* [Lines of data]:
· · ·

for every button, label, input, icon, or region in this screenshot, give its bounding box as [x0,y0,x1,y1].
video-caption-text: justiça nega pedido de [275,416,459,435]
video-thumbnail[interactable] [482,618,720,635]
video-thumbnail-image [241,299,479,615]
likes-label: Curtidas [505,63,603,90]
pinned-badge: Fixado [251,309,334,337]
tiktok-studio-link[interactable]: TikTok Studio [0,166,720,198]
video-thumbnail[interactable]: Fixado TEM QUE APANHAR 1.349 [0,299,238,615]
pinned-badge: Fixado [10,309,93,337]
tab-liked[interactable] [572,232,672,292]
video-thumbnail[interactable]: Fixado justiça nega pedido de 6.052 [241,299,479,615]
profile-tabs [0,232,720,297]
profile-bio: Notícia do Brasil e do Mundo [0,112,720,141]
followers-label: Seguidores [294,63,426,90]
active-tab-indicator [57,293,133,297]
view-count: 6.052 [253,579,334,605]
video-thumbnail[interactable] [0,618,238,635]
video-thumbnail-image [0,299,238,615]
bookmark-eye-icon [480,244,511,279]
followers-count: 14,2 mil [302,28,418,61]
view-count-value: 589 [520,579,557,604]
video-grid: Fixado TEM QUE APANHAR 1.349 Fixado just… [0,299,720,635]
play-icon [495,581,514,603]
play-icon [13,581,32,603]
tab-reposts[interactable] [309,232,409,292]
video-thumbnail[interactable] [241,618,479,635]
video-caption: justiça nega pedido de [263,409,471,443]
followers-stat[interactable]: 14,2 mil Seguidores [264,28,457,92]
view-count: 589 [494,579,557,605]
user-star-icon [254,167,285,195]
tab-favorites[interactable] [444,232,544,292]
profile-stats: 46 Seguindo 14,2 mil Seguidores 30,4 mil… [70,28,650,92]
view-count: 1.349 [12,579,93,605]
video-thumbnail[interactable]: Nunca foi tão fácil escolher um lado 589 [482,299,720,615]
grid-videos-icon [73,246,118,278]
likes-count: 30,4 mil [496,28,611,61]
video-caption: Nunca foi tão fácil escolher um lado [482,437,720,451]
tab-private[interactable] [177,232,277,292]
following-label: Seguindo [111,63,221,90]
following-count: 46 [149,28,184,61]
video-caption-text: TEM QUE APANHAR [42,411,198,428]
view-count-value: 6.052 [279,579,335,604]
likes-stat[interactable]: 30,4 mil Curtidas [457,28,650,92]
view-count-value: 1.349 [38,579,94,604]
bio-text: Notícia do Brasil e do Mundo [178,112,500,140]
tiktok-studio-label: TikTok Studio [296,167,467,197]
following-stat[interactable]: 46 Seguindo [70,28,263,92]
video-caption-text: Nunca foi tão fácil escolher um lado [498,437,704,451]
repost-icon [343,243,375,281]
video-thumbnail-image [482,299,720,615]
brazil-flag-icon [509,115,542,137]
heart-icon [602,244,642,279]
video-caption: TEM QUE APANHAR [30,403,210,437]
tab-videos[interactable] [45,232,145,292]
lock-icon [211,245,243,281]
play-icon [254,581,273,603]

· · ·

* [What is expected]: Format every line of the listing as an item in a JSON list of strings, leaving out blank lines.

* [Result for this exercise]:
[
  "for every button, label, input, icon, or region in this screenshot, give its bounding box as [x0,y0,x1,y1].",
  "video-caption-text: justiça nega pedido de [275,416,459,435]",
  "video-thumbnail[interactable] [482,618,720,635]",
  "video-thumbnail-image [241,299,479,615]",
  "likes-label: Curtidas [505,63,603,90]",
  "pinned-badge: Fixado [251,309,334,337]",
  "tiktok-studio-link[interactable]: TikTok Studio [0,166,720,198]",
  "video-thumbnail[interactable]: Fixado TEM QUE APANHAR 1.349 [0,299,238,615]",
  "pinned-badge: Fixado [10,309,93,337]",
  "tab-liked[interactable] [572,232,672,292]",
  "video-thumbnail[interactable]: Fixado justiça nega pedido de 6.052 [241,299,479,615]",
  "profile-tabs [0,232,720,297]",
  "profile-bio: Notícia do Brasil e do Mundo [0,112,720,141]",
  "followers-label: Seguidores [294,63,426,90]",
  "active-tab-indicator [57,293,133,297]",
  "view-count: 6.052 [253,579,334,605]",
  "video-thumbnail[interactable] [0,618,238,635]",
  "video-thumbnail-image [0,299,238,615]",
  "bookmark-eye-icon [480,244,511,279]",
  "followers-count: 14,2 mil [302,28,418,61]",
  "view-count-value: 589 [520,579,557,604]",
  "video-grid: Fixado TEM QUE APANHAR 1.349 Fixado just… [0,299,720,635]",
  "play-icon [495,581,514,603]",
  "play-icon [13,581,32,603]",
  "tab-reposts[interactable] [309,232,409,292]",
  "video-thumbnail[interactable] [241,618,479,635]",
  "video-caption: justiça nega pedido de [263,409,471,443]",
  "followers-stat[interactable]: 14,2 mil Seguidores [264,28,457,92]",
  "view-count: 589 [494,579,557,605]",
  "user-star-icon [254,167,285,195]",
  "tab-favorites[interactable] [444,232,544,292]",
  "profile-stats: 46 Seguindo 14,2 mil Seguidores 30,4 mil… [70,28,650,92]",
  "view-count: 1.349 [12,579,93,605]",
  "video-thumbnail[interactable]: Nunca foi tão fácil escolher um lado 589 [482,299,720,615]",
  "grid-videos-icon [73,246,118,278]",
  "likes-count: 30,4 mil [496,28,611,61]",
  "video-caption: Nunca foi tão fácil escolher um lado [482,437,720,451]",
  "tab-private[interactable] [177,232,277,292]",
  "following-label: Seguindo [111,63,221,90]",
  "following-count: 46 [149,28,184,61]",
  "video-caption-text: TEM QUE APANHAR [42,411,198,428]",
  "view-count-value: 6.052 [279,579,335,604]",
  "likes-stat[interactable]: 30,4 mil Curtidas [457,28,650,92]",
  "view-count-value: 1.349 [38,579,94,604]",
  "bio-text: Notícia do Brasil e do Mundo [178,112,500,140]",
  "tiktok-studio-label: TikTok Studio [296,167,467,197]",
  "following-stat[interactable]: 46 Seguindo [70,28,263,92]",
  "video-caption-text: Nunca foi tão fácil escolher um lado [498,437,704,451]",
  "repost-icon [343,243,375,281]",
  "video-thumbnail-image [482,299,720,615]",
  "brazil-flag-icon [509,115,542,137]",
  "heart-icon [602,244,642,279]",
  "video-caption: TEM QUE APANHAR [30,403,210,437]",
  "tab-videos[interactable] [45,232,145,292]",
  "lock-icon [211,245,243,281]",
  "play-icon [254,581,273,603]"
]